■ Work to be completed
Without including any pictures, write out the listing below exactly.

:: Task material ::

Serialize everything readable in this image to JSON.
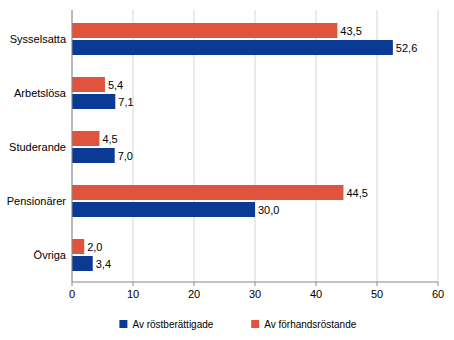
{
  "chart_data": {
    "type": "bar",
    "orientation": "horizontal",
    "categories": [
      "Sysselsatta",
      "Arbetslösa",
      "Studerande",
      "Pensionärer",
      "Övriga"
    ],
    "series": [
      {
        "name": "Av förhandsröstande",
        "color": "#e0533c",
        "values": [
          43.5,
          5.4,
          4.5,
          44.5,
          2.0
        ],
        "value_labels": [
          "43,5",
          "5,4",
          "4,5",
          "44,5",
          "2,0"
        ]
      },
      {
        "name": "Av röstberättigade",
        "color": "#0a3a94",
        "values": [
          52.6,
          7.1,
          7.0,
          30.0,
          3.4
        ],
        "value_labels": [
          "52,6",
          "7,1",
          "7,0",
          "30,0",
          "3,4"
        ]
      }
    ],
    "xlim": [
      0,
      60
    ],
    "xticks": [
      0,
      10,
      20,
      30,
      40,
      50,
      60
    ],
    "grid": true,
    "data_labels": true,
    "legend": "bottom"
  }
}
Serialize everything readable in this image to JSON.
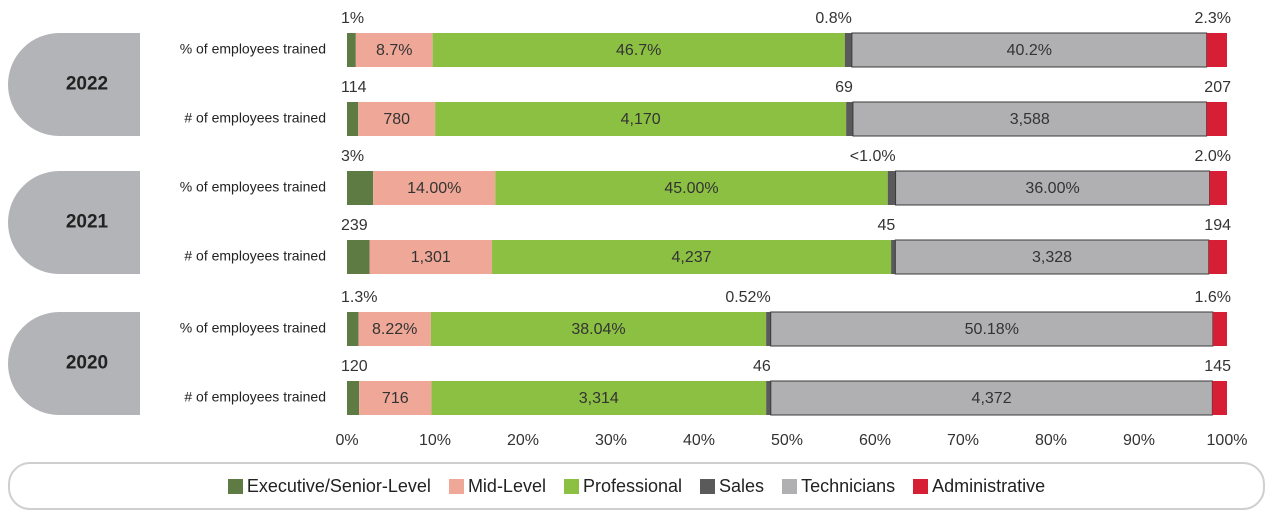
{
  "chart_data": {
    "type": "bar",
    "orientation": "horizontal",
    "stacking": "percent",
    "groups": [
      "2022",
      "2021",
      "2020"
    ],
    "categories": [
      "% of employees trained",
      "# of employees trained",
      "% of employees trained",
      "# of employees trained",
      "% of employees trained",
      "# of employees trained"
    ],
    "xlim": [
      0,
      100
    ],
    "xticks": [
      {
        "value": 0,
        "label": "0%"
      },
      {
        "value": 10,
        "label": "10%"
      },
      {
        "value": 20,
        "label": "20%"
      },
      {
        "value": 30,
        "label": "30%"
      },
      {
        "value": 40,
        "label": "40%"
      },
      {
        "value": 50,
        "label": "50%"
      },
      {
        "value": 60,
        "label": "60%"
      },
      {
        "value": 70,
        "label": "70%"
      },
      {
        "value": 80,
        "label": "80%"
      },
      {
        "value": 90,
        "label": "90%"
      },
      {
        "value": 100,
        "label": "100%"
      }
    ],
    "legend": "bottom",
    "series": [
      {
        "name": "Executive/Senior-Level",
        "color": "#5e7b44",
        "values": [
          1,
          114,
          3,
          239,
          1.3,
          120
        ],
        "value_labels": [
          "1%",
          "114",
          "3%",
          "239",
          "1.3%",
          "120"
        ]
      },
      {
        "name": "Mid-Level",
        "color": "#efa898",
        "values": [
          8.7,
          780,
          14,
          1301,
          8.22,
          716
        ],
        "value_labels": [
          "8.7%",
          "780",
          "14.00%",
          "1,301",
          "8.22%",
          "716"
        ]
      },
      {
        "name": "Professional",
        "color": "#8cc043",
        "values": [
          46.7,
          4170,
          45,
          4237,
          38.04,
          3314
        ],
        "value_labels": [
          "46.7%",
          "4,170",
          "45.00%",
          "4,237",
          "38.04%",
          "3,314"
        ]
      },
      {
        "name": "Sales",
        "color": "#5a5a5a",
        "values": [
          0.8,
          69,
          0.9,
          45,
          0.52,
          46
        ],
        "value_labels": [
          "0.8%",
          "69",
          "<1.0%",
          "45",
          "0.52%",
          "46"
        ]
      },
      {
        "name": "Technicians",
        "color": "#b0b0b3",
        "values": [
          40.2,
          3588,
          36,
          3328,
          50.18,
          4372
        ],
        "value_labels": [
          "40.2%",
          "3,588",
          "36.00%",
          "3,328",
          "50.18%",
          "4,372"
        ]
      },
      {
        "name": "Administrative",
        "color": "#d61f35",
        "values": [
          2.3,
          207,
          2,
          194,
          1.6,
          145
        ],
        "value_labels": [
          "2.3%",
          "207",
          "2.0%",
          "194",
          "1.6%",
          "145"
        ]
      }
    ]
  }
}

:::

■ Written reply
Serialize everything readable in this image to JSON.
{
  "chart_data": {
    "type": "bar",
    "orientation": "horizontal",
    "categories": [
      "Sysselsatta",
      "Arbetslösa",
      "Studerande",
      "Pensionärer",
      "Övriga"
    ],
    "series": [
      {
        "name": "Av förhandsröstande",
        "color": "#e0533c",
        "values": [
          43.5,
          5.4,
          4.5,
          44.5,
          2.0
        ],
        "value_labels": [
          "43,5",
          "5,4",
          "4,5",
          "44,5",
          "2,0"
        ]
      },
      {
        "name": "Av röstberättigade",
        "color": "#0a3a94",
        "values": [
          52.6,
          7.1,
          7.0,
          30.0,
          3.4
        ],
        "value_labels": [
          "52,6",
          "7,1",
          "7,0",
          "30,0",
          "3,4"
        ]
      }
    ],
    "xlim": [
      0,
      60
    ],
    "xticks": [
      0,
      10,
      20,
      30,
      40,
      50,
      60
    ],
    "grid": true,
    "data_labels": true,
    "legend": "bottom"
  }
}
Serialize everything readable in this image to JSON.
{
  "chart_data": {
    "type": "bar",
    "orientation": "horizontal",
    "stacking": "percent",
    "groups": [
      "2022",
      "2021",
      "2020"
    ],
    "categories": [
      "% of employees trained",
      "# of employees trained",
      "% of employees trained",
      "# of employees trained",
      "% of employees trained",
      "# of employees trained"
    ],
    "xlim": [
      0,
      100
    ],
    "xticks": [
      {
        "value": 0,
        "label": "0%"
      },
      {
        "value": 10,
        "label": "10%"
      },
      {
        "value": 20,
        "label": "20%"
      },
      {
        "value": 30,
        "label": "30%"
      },
      {
        "value": 40,
        "label": "40%"
      },
      {
        "value": 50,
        "label": "50%"
      },
      {
        "value": 60,
        "label": "60%"
      },
      {
        "value": 70,
        "label": "70%"
      },
      {
        "value": 80,
        "label": "80%"
      },
      {
        "value": 90,
        "label": "90%"
      },
      {
        "value": 100,
        "label": "100%"
      }
    ],
    "legend": "bottom",
    "series": [
      {
        "name": "Executive/Senior-Level",
        "color": "#5e7b44",
        "values": [
          1,
          114,
          3,
          239,
          1.3,
          120
        ],
        "value_labels": [
          "1%",
          "114",
          "3%",
          "239",
          "1.3%",
          "120"
        ]
      },
      {
        "name": "Mid-Level",
        "color": "#efa898",
        "values": [
          8.7,
          780,
          14,
          1301,
          8.22,
          716
        ],
        "value_labels": [
          "8.7%",
          "780",
          "14.00%",
          "1,301",
          "8.22%",
          "716"
        ]
      },
      {
        "name": "Professional",
        "color": "#8cc043",
        "values": [
          46.7,
          4170,
          45,
          4237,
          38.04,
          3314
        ],
        "value_labels": [
          "46.7%",
          "4,170",
          "45.00%",
          "4,237",
          "38.04%",
          "3,314"
        ]
      },
      {
        "name": "Sales",
        "color": "#5a5a5a",
        "values": [
          0.8,
          69,
          0.9,
          45,
          0.52,
          46
        ],
        "value_labels": [
          "0.8%",
          "69",
          "<1.0%",
          "45",
          "0.52%",
          "46"
        ]
      },
      {
        "name": "Technicians",
        "color": "#b0b0b3",
        "values": [
          40.2,
          3588,
          36,
          3328,
          50.18,
          4372
        ],
        "value_labels": [
          "40.2%",
          "3,588",
          "36.00%",
          "3,328",
          "50.18%",
          "4,372"
        ]
      },
      {
        "name": "Administrative",
        "color": "#d61f35",
        "values": [
          2.3,
          207,
          2,
          194,
          1.6,
          145
        ],
        "value_labels": [
          "2.3%",
          "207",
          "2.0%",
          "194",
          "1.6%",
          "145"
        ]
      }
    ]
  }
}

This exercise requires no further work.